▶ **EXERCISE**: Every record must be transcribed in its entirety, apart from the images, which are to be omitted.

# # # # # # #

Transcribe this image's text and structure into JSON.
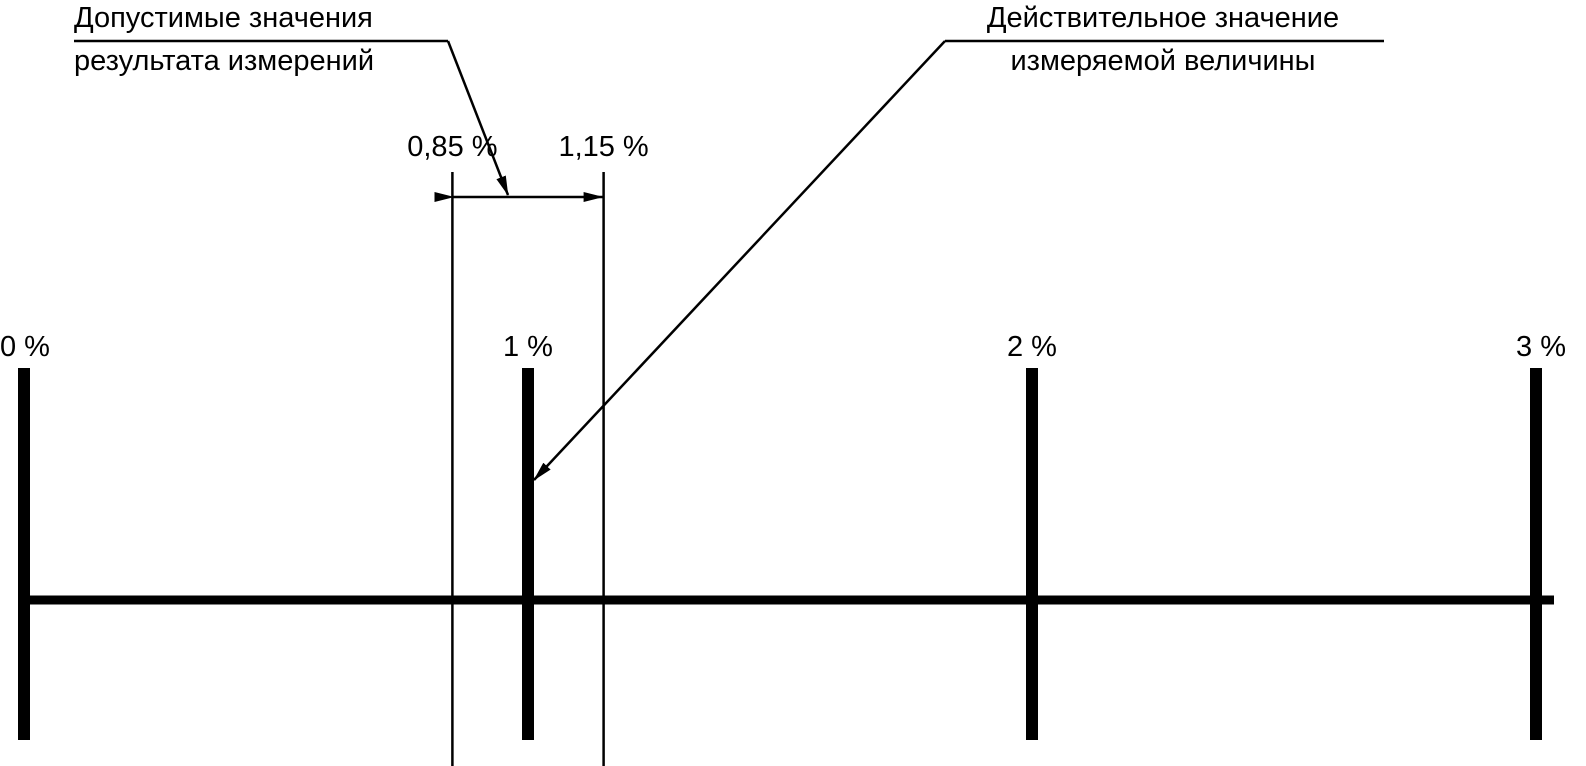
{
  "callouts": {
    "tolerance": {
      "line1": "Допустимые значения",
      "line2": "результата измерений"
    },
    "true_value": {
      "line1": "Действительное значение",
      "line2": "измеряемой величины"
    }
  },
  "tolerance_bounds": {
    "lower_label": "0,85 %",
    "upper_label": "1,15 %",
    "lower": 0.85,
    "upper": 1.15
  },
  "scale": {
    "min": 0,
    "max": 3,
    "ticks": [
      {
        "value": 0,
        "label": "0 %"
      },
      {
        "value": 1,
        "label": "1 %"
      },
      {
        "value": 2,
        "label": "2 %"
      },
      {
        "value": 3,
        "label": "3 %"
      }
    ]
  },
  "true_value": 1,
  "colors": {
    "ink": "#000000",
    "background": "#ffffff"
  }
}
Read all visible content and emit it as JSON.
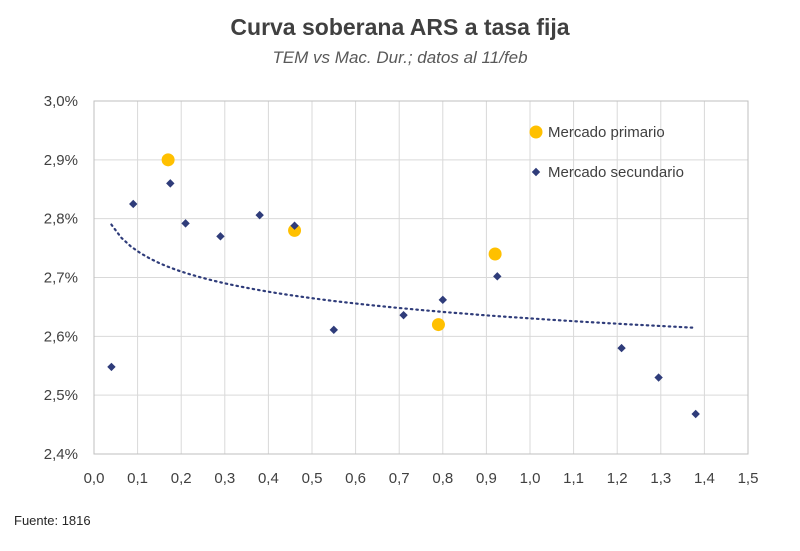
{
  "chart_data": {
    "type": "scatter",
    "title": "Curva soberana ARS a tasa fija",
    "subtitle": "TEM vs Mac. Dur.; datos al 11/feb",
    "xlabel": "",
    "ylabel": "",
    "xlim": [
      0.0,
      1.5
    ],
    "ylim": [
      2.4,
      3.0
    ],
    "x_ticks": [
      0.0,
      0.1,
      0.2,
      0.3,
      0.4,
      0.5,
      0.6,
      0.7,
      0.8,
      0.9,
      1.0,
      1.1,
      1.2,
      1.3,
      1.4,
      1.5
    ],
    "x_tick_labels": [
      "0,0",
      "0,1",
      "0,2",
      "0,3",
      "0,4",
      "0,5",
      "0,6",
      "0,7",
      "0,8",
      "0,9",
      "1,0",
      "1,1",
      "1,2",
      "1,3",
      "1,4",
      "1,5"
    ],
    "y_ticks": [
      2.4,
      2.5,
      2.6,
      2.7,
      2.8,
      2.9,
      3.0
    ],
    "y_tick_labels": [
      "2,4%",
      "2,5%",
      "2,6%",
      "2,7%",
      "2,8%",
      "2,9%",
      "3,0%"
    ],
    "grid": true,
    "legend_position": "top-right",
    "series": [
      {
        "name": "Mercado primario",
        "color": "#FFC000",
        "marker": "circle",
        "points": [
          {
            "x": 0.17,
            "y": 2.9
          },
          {
            "x": 0.46,
            "y": 2.78
          },
          {
            "x": 0.79,
            "y": 2.62
          },
          {
            "x": 0.92,
            "y": 2.74
          }
        ]
      },
      {
        "name": "Mercado secundario",
        "color": "#2F3C7A",
        "marker": "diamond",
        "points": [
          {
            "x": 0.04,
            "y": 2.548
          },
          {
            "x": 0.09,
            "y": 2.825
          },
          {
            "x": 0.175,
            "y": 2.86
          },
          {
            "x": 0.21,
            "y": 2.792
          },
          {
            "x": 0.29,
            "y": 2.77
          },
          {
            "x": 0.38,
            "y": 2.806
          },
          {
            "x": 0.46,
            "y": 2.788
          },
          {
            "x": 0.55,
            "y": 2.611
          },
          {
            "x": 0.71,
            "y": 2.636
          },
          {
            "x": 0.8,
            "y": 2.662
          },
          {
            "x": 0.925,
            "y": 2.702
          },
          {
            "x": 1.21,
            "y": 2.58
          },
          {
            "x": 1.295,
            "y": 2.53
          },
          {
            "x": 1.38,
            "y": 2.468
          }
        ]
      }
    ],
    "trendline": {
      "type": "logarithmic",
      "style": "dotted",
      "color": "#2F3C7A",
      "x_range": [
        0.04,
        1.38
      ],
      "a": 2.6305,
      "b": -0.0495
    }
  },
  "source": "Fuente: 1816"
}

# # # # # # #

▶ **PROBLEM SOLUTION**:
Transcribe this image's text and structure into JSON.
{
  "callouts": {
    "tolerance": {
      "line1": "Допустимые значения",
      "line2": "результата измерений"
    },
    "true_value": {
      "line1": "Действительное значение",
      "line2": "измеряемой величины"
    }
  },
  "tolerance_bounds": {
    "lower_label": "0,85 %",
    "upper_label": "1,15 %",
    "lower": 0.85,
    "upper": 1.15
  },
  "scale": {
    "min": 0,
    "max": 3,
    "ticks": [
      {
        "value": 0,
        "label": "0 %"
      },
      {
        "value": 1,
        "label": "1 %"
      },
      {
        "value": 2,
        "label": "2 %"
      },
      {
        "value": 3,
        "label": "3 %"
      }
    ]
  },
  "true_value": 1,
  "colors": {
    "ink": "#000000",
    "background": "#ffffff"
  }
}
Read all visible content and emit it as JSON.
{
  "chart_data": {
    "type": "scatter",
    "title": "Curva soberana ARS a tasa fija",
    "subtitle": "TEM vs Mac. Dur.; datos al 11/feb",
    "xlabel": "",
    "ylabel": "",
    "xlim": [
      0.0,
      1.5
    ],
    "ylim": [
      2.4,
      3.0
    ],
    "x_ticks": [
      0.0,
      0.1,
      0.2,
      0.3,
      0.4,
      0.5,
      0.6,
      0.7,
      0.8,
      0.9,
      1.0,
      1.1,
      1.2,
      1.3,
      1.4,
      1.5
    ],
    "x_tick_labels": [
      "0,0",
      "0,1",
      "0,2",
      "0,3",
      "0,4",
      "0,5",
      "0,6",
      "0,7",
      "0,8",
      "0,9",
      "1,0",
      "1,1",
      "1,2",
      "1,3",
      "1,4",
      "1,5"
    ],
    "y_ticks": [
      2.4,
      2.5,
      2.6,
      2.7,
      2.8,
      2.9,
      3.0
    ],
    "y_tick_labels": [
      "2,4%",
      "2,5%",
      "2,6%",
      "2,7%",
      "2,8%",
      "2,9%",
      "3,0%"
    ],
    "grid": true,
    "legend_position": "top-right",
    "series": [
      {
        "name": "Mercado primario",
        "color": "#FFC000",
        "marker": "circle",
        "points": [
          {
            "x": 0.17,
            "y": 2.9
          },
          {
            "x": 0.46,
            "y": 2.78
          },
          {
            "x": 0.79,
            "y": 2.62
          },
          {
            "x": 0.92,
            "y": 2.74
          }
        ]
      },
      {
        "name": "Mercado secundario",
        "color": "#2F3C7A",
        "marker": "diamond",
        "points": [
          {
            "x": 0.04,
            "y": 2.548
          },
          {
            "x": 0.09,
            "y": 2.825
          },
          {
            "x": 0.175,
            "y": 2.86
          },
          {
            "x": 0.21,
            "y": 2.792
          },
          {
            "x": 0.29,
            "y": 2.77
          },
          {
            "x": 0.38,
            "y": 2.806
          },
          {
            "x": 0.46,
            "y": 2.788
          },
          {
            "x": 0.55,
            "y": 2.611
          },
          {
            "x": 0.71,
            "y": 2.636
          },
          {
            "x": 0.8,
            "y": 2.662
          },
          {
            "x": 0.925,
            "y": 2.702
          },
          {
            "x": 1.21,
            "y": 2.58
          },
          {
            "x": 1.295,
            "y": 2.53
          },
          {
            "x": 1.38,
            "y": 2.468
          }
        ]
      }
    ],
    "trendline": {
      "type": "logarithmic",
      "style": "dotted",
      "color": "#2F3C7A",
      "x_range": [
        0.04,
        1.38
      ],
      "a": 2.6305,
      "b": -0.0495
    }
  },
  "source": "Fuente: 1816"
}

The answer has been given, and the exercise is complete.